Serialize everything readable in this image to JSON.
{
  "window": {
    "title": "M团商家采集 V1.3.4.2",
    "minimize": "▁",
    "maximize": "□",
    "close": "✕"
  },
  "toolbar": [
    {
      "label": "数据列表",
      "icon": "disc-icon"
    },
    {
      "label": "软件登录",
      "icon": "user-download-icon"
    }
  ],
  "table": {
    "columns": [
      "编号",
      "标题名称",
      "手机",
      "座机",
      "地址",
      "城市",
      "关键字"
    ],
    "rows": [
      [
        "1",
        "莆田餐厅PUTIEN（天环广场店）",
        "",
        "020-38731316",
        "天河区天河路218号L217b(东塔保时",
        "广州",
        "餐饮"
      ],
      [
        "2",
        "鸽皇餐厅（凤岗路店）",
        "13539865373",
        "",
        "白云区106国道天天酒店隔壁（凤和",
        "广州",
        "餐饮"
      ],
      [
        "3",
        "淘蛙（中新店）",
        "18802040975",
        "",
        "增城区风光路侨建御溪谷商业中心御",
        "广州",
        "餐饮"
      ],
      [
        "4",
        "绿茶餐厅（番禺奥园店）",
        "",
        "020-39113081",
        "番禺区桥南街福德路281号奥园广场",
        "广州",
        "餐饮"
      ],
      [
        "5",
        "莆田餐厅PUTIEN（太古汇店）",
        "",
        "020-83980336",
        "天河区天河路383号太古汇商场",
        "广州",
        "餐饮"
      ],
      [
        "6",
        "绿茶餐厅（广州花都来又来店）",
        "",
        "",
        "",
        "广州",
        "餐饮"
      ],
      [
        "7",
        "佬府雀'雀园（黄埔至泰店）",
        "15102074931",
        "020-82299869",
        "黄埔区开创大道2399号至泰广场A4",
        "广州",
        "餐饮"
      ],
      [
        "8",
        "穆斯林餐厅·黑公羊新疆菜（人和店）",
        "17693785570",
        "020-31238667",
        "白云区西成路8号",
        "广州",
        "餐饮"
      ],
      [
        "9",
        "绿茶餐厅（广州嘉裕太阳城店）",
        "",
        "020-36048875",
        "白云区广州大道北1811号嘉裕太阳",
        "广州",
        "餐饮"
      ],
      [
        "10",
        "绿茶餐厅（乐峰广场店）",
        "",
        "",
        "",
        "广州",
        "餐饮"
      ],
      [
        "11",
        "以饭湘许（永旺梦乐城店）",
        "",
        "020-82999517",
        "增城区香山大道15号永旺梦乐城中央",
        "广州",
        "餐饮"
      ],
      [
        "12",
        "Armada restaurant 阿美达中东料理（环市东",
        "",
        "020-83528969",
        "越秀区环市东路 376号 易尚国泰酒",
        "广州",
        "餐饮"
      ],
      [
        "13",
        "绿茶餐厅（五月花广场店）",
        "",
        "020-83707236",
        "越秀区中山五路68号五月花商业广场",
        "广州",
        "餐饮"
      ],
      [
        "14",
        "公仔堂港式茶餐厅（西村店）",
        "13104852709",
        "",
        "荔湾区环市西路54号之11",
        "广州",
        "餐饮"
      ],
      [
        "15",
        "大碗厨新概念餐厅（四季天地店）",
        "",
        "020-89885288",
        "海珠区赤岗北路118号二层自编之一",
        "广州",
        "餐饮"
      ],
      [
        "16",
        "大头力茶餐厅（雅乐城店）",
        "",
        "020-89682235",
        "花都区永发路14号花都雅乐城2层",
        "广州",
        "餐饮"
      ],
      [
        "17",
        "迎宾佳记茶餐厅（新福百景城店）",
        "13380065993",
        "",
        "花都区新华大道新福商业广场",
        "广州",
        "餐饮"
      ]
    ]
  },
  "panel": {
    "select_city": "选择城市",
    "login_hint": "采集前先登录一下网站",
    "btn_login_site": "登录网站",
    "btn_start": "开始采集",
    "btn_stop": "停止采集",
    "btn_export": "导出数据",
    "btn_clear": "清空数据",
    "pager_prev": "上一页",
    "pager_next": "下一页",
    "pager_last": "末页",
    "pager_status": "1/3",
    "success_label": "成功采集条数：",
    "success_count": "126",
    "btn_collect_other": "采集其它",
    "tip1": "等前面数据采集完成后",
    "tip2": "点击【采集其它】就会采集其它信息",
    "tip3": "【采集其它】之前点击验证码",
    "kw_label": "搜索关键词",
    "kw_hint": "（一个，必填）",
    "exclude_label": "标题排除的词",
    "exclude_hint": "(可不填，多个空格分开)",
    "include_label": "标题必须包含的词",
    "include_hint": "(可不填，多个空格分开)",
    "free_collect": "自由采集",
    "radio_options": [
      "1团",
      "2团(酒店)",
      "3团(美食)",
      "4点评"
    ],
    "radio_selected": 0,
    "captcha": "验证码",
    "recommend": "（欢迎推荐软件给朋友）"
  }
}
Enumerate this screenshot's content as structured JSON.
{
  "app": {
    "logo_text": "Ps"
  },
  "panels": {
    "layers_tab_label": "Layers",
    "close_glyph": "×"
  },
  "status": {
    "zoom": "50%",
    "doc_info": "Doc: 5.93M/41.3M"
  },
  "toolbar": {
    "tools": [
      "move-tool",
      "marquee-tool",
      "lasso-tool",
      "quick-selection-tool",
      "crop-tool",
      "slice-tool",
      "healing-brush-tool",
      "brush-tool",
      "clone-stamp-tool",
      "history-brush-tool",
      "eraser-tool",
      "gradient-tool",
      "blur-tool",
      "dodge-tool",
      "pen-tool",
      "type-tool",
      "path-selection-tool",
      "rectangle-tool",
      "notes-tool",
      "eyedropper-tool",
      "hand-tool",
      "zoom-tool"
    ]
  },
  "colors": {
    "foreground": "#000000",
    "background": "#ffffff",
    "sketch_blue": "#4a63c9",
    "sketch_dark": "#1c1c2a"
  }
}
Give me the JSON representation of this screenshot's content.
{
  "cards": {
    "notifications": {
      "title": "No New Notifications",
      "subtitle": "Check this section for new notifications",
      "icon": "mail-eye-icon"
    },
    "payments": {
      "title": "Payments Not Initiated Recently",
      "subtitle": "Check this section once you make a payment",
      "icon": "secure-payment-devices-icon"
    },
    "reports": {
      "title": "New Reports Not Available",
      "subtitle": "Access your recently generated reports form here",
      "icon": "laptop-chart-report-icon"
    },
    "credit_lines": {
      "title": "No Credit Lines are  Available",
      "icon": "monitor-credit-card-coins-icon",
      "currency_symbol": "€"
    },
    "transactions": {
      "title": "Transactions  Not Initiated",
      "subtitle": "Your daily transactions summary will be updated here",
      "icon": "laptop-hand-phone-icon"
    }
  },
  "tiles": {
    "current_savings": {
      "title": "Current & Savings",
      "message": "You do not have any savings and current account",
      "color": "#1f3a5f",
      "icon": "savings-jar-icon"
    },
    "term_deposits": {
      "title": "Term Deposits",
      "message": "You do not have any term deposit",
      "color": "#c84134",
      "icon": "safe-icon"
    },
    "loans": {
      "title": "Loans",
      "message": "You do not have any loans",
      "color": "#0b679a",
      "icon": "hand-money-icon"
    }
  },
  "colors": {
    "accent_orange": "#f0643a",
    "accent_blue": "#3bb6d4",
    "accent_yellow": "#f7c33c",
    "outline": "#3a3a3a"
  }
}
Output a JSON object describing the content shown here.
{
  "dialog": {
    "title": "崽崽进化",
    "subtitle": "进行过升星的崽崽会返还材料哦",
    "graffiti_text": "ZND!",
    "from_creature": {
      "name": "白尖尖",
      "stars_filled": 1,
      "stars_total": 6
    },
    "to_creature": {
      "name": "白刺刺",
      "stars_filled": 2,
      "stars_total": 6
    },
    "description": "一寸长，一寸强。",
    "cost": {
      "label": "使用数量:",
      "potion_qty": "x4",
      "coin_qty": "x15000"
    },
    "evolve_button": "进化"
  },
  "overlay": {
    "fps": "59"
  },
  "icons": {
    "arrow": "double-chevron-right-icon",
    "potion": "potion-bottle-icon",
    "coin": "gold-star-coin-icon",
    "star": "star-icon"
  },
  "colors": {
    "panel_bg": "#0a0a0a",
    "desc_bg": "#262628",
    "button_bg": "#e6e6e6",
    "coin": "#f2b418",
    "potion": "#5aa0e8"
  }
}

-------

# EXERCISE TASK:
Where does the word "JSON" appear in the listing? List each line that holds it.

# TASK RESPONSE:
Serialize everything readable in this image to JSON.
Enumerate this screenshot's content as structured JSON.
Give me the JSON representation of this screenshot's content.
Output a JSON object describing the content shown here.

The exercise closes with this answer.